Please copy all of the material below line for line, without changing a single character.

Entries shown
»»
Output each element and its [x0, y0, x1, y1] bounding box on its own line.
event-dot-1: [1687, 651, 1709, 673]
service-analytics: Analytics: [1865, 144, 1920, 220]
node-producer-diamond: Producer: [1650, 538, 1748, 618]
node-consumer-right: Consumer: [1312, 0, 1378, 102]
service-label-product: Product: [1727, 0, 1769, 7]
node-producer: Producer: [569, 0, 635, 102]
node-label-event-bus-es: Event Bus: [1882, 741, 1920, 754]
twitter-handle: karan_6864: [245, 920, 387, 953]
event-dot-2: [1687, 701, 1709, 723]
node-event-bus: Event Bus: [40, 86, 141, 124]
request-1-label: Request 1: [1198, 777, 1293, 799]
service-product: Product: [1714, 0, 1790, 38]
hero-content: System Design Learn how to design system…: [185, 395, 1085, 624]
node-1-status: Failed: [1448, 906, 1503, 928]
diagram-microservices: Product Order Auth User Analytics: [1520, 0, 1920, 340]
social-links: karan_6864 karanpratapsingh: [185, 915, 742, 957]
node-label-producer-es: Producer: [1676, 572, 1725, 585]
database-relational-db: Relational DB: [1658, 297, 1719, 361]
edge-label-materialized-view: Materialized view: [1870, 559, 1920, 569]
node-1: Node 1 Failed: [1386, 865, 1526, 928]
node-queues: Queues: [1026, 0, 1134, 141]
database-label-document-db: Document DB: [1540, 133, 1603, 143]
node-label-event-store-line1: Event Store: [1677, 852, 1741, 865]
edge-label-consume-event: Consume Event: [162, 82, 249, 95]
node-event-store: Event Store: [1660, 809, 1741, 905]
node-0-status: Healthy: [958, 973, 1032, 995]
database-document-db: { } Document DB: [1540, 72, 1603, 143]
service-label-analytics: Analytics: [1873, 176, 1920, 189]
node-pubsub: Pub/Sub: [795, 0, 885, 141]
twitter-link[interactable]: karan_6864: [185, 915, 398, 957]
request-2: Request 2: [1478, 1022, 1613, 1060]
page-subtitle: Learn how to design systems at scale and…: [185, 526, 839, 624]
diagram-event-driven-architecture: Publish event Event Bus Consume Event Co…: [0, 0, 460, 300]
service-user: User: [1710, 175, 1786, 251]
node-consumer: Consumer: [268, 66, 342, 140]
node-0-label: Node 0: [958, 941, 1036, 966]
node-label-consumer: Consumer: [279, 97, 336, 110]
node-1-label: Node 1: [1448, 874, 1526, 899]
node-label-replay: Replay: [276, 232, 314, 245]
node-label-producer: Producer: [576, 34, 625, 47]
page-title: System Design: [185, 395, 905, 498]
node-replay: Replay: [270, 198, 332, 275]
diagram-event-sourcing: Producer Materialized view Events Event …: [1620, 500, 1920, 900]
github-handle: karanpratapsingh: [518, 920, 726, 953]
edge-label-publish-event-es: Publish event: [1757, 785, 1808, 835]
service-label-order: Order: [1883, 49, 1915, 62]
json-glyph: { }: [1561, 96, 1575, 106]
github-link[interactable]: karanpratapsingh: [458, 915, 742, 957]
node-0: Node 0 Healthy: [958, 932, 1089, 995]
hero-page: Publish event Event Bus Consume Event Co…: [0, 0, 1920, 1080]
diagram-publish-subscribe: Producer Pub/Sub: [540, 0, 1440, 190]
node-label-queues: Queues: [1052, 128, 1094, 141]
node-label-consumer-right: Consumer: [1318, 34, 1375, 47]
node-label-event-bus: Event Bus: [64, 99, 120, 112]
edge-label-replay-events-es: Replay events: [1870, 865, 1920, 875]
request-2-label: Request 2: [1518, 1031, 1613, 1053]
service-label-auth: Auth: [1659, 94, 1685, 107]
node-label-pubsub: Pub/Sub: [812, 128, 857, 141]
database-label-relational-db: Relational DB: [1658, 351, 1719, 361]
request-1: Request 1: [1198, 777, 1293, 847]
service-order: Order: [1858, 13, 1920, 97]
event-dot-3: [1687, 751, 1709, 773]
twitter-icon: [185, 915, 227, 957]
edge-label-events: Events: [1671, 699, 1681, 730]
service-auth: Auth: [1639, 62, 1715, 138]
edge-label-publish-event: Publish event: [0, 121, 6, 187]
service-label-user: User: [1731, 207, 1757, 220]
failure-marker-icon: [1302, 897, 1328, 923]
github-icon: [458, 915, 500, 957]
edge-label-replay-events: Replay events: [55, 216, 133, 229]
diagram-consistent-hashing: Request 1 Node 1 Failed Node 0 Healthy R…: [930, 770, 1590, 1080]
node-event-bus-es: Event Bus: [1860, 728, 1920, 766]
««
Worked solution
Output each element and its [x0, y0, x1, y1] bounding box on its own line.
event-dot-1: [1687, 651, 1709, 673]
service-analytics: Analytics: [1865, 144, 1920, 220]
node-producer-diamond: Producer: [1650, 538, 1748, 618]
node-consumer-right: Consumer: [1312, 0, 1378, 102]
service-label-product: Product: [1727, 0, 1769, 7]
node-producer: Producer: [569, 0, 635, 102]
node-label-event-bus-es: Event Bus: [1882, 741, 1920, 754]
twitter-handle: karan_6864: [245, 920, 387, 953]
event-dot-2: [1687, 701, 1709, 723]
node-event-bus: Event Bus: [40, 86, 141, 124]
request-1-label: Request 1: [1198, 777, 1293, 799]
service-product: Product: [1714, 0, 1790, 38]
hero-content: System Design Learn how to design system…: [185, 395, 1085, 624]
node-1-status: Failed: [1448, 906, 1503, 928]
diagram-microservices: Product Order Auth User Analytics: [1520, 0, 1920, 340]
social-links: karan_6864 karanpratapsingh: [185, 915, 742, 957]
node-label-producer-es: Producer: [1676, 572, 1725, 585]
database-relational-db: Relational DB: [1658, 297, 1719, 361]
edge-label-materialized-view: Materialized view: [1870, 559, 1920, 569]
node-1: Node 1 Failed: [1386, 865, 1526, 928]
node-queues: Queues: [1026, 0, 1134, 141]
database-label-document-db: Document DB: [1540, 133, 1603, 143]
node-label-event-store-line1: Event Store: [1677, 852, 1741, 865]
edge-label-consume-event: Consume Event: [162, 82, 249, 95]
node-event-store: Event Store: [1660, 809, 1741, 905]
node-0-status: Healthy: [958, 973, 1032, 995]
database-document-db: { } Document DB: [1540, 72, 1603, 143]
service-label-analytics: Analytics: [1873, 176, 1920, 189]
node-pubsub: Pub/Sub: [795, 0, 885, 141]
twitter-link[interactable]: karan_6864: [185, 915, 398, 957]
request-2: Request 2: [1478, 1022, 1613, 1060]
page-subtitle: Learn how to design systems at scale and…: [185, 526, 839, 624]
diagram-event-driven-architecture: Publish event Event Bus Consume Event Co…: [0, 0, 460, 300]
service-user: User: [1710, 175, 1786, 251]
node-consumer: Consumer: [268, 66, 342, 140]
node-0-label: Node 0: [958, 941, 1036, 966]
node-label-consumer: Consumer: [279, 97, 336, 110]
node-1-label: Node 1: [1448, 874, 1526, 899]
node-label-replay: Replay: [276, 232, 314, 245]
node-label-producer: Producer: [576, 34, 625, 47]
page-title: System Design: [185, 395, 905, 498]
node-replay: Replay: [270, 198, 332, 275]
diagram-event-sourcing: Producer Materialized view Events Event …: [1620, 500, 1920, 900]
github-handle: karanpratapsingh: [518, 920, 726, 953]
edge-label-publish-event-es: Publish event: [1757, 785, 1808, 835]
service-label-order: Order: [1883, 49, 1915, 62]
json-glyph: { }: [1561, 96, 1575, 106]
github-link[interactable]: karanpratapsingh: [458, 915, 742, 957]
node-0: Node 0 Healthy: [958, 932, 1089, 995]
hero-page: Publish event Event Bus Consume Event Co…: [0, 0, 1920, 1080]
diagram-publish-subscribe: Producer Pub/Sub: [540, 0, 1440, 190]
node-label-queues: Queues: [1052, 128, 1094, 141]
node-label-consumer-right: Consumer: [1318, 34, 1375, 47]
node-label-event-bus: Event Bus: [64, 99, 120, 112]
edge-label-replay-events-es: Replay events: [1870, 865, 1920, 875]
request-2-label: Request 2: [1518, 1031, 1613, 1053]
service-label-auth: Auth: [1659, 94, 1685, 107]
node-label-pubsub: Pub/Sub: [812, 128, 857, 141]
database-label-relational-db: Relational DB: [1658, 351, 1719, 361]
request-1: Request 1: [1198, 777, 1293, 847]
service-order: Order: [1858, 13, 1920, 97]
event-dot-3: [1687, 751, 1709, 773]
twitter-icon: [185, 915, 227, 957]
edge-label-events: Events: [1671, 699, 1681, 730]
service-auth: Auth: [1639, 62, 1715, 138]
edge-label-publish-event: Publish event: [0, 121, 6, 187]
service-label-user: User: [1731, 207, 1757, 220]
failure-marker-icon: [1302, 897, 1328, 923]
github-icon: [458, 915, 500, 957]
edge-label-replay-events: Replay events: [55, 216, 133, 229]
diagram-consistent-hashing: Request 1 Node 1 Failed Node 0 Healthy R…: [930, 770, 1590, 1080]
node-event-bus-es: Event Bus: [1860, 728, 1920, 766]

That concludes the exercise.